REQUEST - All of the data that follows should be retyped exactly, please, except the pictures.

INPUT ROWS -
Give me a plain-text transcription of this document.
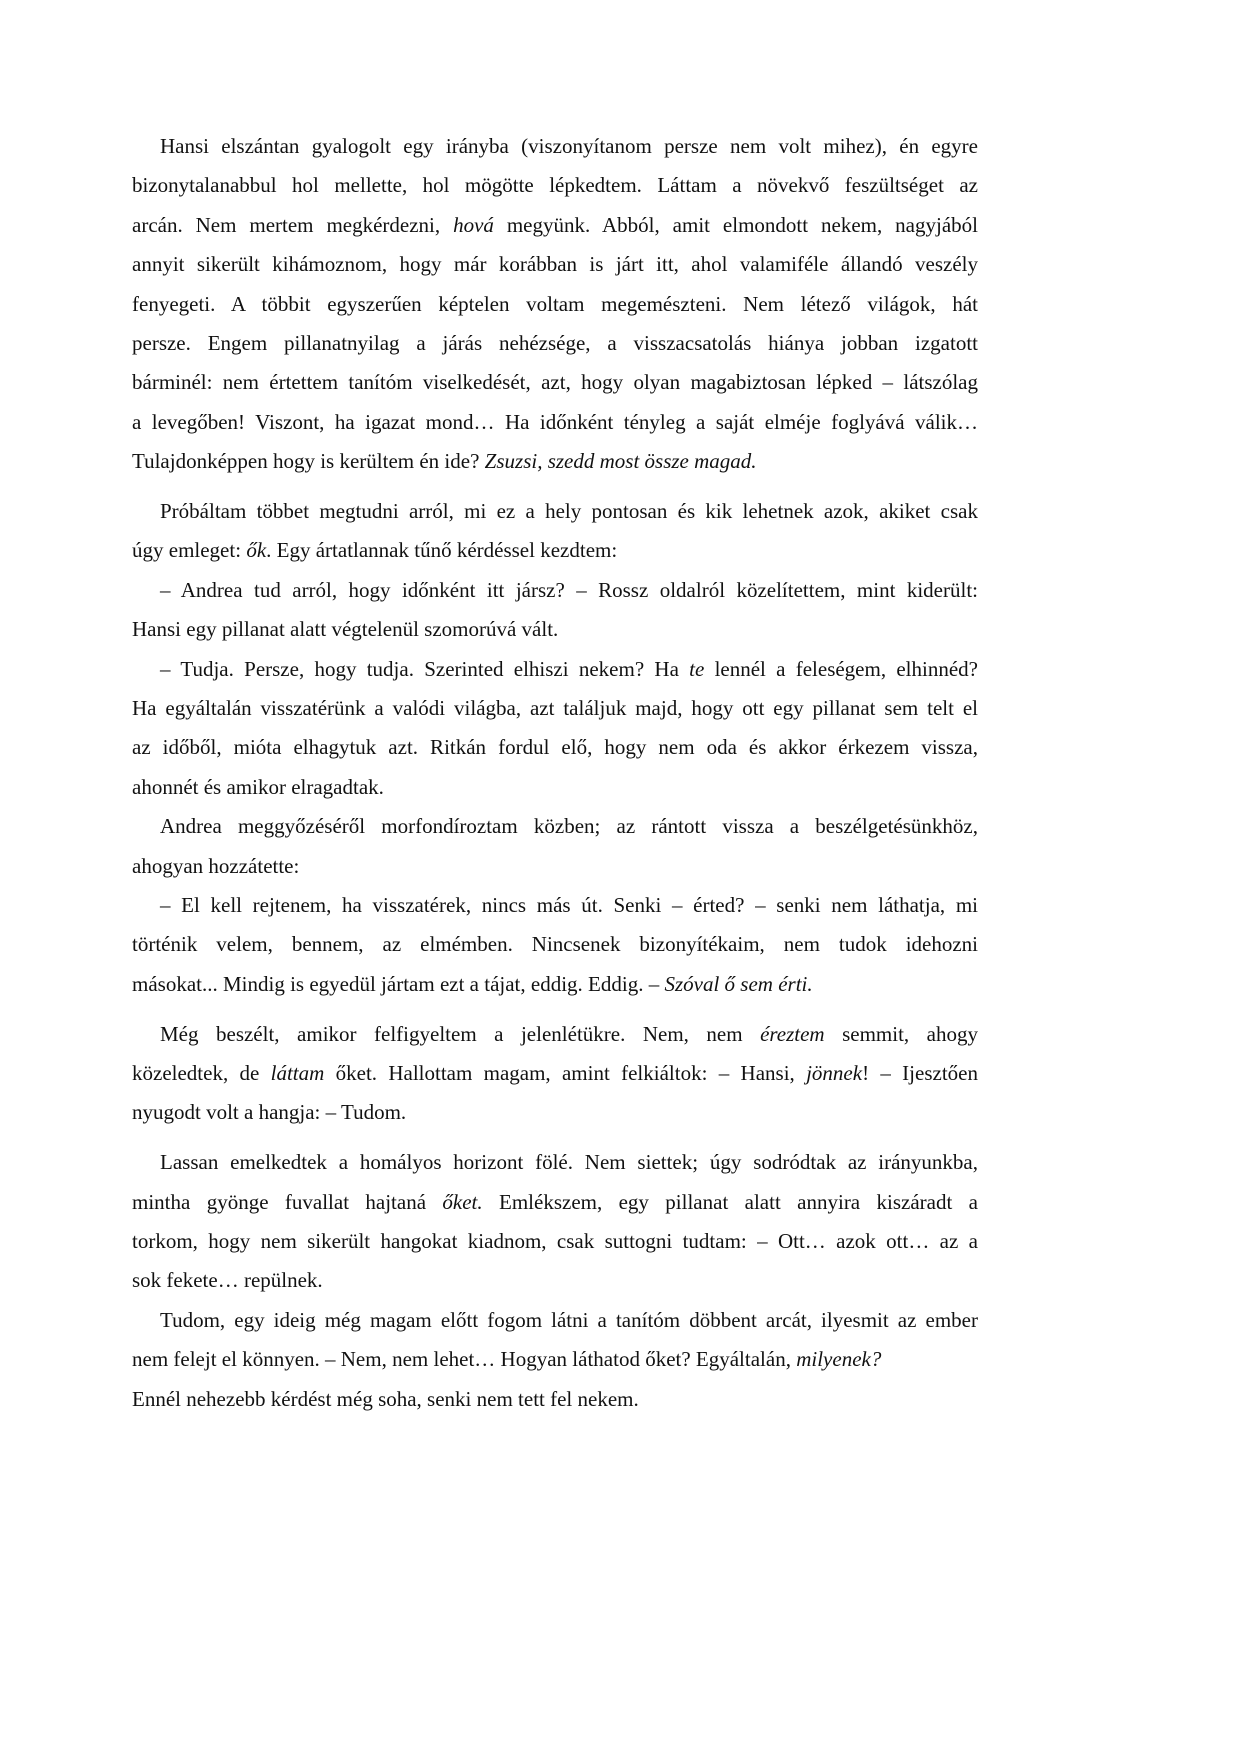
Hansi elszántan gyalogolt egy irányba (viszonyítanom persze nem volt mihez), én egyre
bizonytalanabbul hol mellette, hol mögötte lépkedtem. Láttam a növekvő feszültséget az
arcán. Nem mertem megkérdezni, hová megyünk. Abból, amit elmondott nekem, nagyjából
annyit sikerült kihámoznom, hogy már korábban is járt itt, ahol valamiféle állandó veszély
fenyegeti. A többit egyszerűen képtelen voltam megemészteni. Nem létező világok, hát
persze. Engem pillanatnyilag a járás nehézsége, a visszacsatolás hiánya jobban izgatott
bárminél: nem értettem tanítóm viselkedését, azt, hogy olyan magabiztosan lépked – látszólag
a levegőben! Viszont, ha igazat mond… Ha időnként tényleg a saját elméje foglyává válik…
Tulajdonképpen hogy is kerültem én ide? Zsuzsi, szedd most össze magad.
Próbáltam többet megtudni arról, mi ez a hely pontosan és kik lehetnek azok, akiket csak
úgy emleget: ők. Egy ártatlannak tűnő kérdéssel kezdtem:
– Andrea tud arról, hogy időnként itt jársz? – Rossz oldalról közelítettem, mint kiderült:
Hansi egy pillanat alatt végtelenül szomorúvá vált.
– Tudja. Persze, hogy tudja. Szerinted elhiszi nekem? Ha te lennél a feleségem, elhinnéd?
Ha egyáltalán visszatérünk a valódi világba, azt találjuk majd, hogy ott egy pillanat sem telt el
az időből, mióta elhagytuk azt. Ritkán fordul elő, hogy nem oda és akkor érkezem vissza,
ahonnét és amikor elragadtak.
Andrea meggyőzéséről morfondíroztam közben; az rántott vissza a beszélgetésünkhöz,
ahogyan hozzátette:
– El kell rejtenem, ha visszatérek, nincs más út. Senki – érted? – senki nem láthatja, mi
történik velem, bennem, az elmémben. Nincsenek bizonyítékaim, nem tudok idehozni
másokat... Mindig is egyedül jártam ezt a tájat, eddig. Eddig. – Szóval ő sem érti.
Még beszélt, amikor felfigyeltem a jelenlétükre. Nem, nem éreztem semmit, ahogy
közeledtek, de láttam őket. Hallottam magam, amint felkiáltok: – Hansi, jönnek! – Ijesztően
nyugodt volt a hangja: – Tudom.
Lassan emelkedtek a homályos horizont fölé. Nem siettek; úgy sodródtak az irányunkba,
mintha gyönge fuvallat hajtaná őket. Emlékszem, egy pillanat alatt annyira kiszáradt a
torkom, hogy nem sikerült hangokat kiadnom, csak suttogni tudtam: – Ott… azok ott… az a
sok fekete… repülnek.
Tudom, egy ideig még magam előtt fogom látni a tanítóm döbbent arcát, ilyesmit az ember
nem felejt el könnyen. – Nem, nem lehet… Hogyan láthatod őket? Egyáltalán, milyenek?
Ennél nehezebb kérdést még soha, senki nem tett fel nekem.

TASK RESPONSE -
Give me a plain-text transcription of this document.
Hansi elszántan gyalogolt egy irányba (viszonyítanom persze nem volt mihez), én egyre
bizonytalanabbul hol mellette, hol mögötte lépkedtem. Láttam a növekvő feszültséget az
arcán. Nem mertem megkérdezni, hová megyünk. Abból, amit elmondott nekem, nagyjából
annyit sikerült kihámoznom, hogy már korábban is járt itt, ahol valamiféle állandó veszély
fenyegeti. A többit egyszerűen képtelen voltam megemészteni. Nem létező világok, hát
persze. Engem pillanatnyilag a járás nehézsége, a visszacsatolás hiánya jobban izgatott
bárminél: nem értettem tanítóm viselkedését, azt, hogy olyan magabiztosan lépked – látszólag
a levegőben! Viszont, ha igazat mond… Ha időnként tényleg a saját elméje foglyává válik…
Tulajdonképpen hogy is kerültem én ide? Zsuzsi, szedd most össze magad.
Próbáltam többet megtudni arról, mi ez a hely pontosan és kik lehetnek azok, akiket csak
úgy emleget: ők. Egy ártatlannak tűnő kérdéssel kezdtem:
– Andrea tud arról, hogy időnként itt jársz? – Rossz oldalról közelítettem, mint kiderült:
Hansi egy pillanat alatt végtelenül szomorúvá vált.
– Tudja. Persze, hogy tudja. Szerinted elhiszi nekem? Ha te lennél a feleségem, elhinnéd?
Ha egyáltalán visszatérünk a valódi világba, azt találjuk majd, hogy ott egy pillanat sem telt el
az időből, mióta elhagytuk azt. Ritkán fordul elő, hogy nem oda és akkor érkezem vissza,
ahonnét és amikor elragadtak.
Andrea meggyőzéséről morfondíroztam közben; az rántott vissza a beszélgetésünkhöz,
ahogyan hozzátette:
– El kell rejtenem, ha visszatérek, nincs más út. Senki – érted? – senki nem láthatja, mi
történik velem, bennem, az elmémben. Nincsenek bizonyítékaim, nem tudok idehozni
másokat... Mindig is egyedül jártam ezt a tájat, eddig. Eddig. – Szóval ő sem érti.
Még beszélt, amikor felfigyeltem a jelenlétükre. Nem, nem éreztem semmit, ahogy
közeledtek, de láttam őket. Hallottam magam, amint felkiáltok: – Hansi, jönnek! – Ijesztően
nyugodt volt a hangja: – Tudom.
Lassan emelkedtek a homályos horizont fölé. Nem siettek; úgy sodródtak az irányunkba,
mintha gyönge fuvallat hajtaná őket. Emlékszem, egy pillanat alatt annyira kiszáradt a
torkom, hogy nem sikerült hangokat kiadnom, csak suttogni tudtam: – Ott… azok ott… az a
sok fekete… repülnek.
Tudom, egy ideig még magam előtt fogom látni a tanítóm döbbent arcát, ilyesmit az ember
nem felejt el könnyen. – Nem, nem lehet… Hogyan láthatod őket? Egyáltalán, milyenek?
Ennél nehezebb kérdést még soha, senki nem tett fel nekem.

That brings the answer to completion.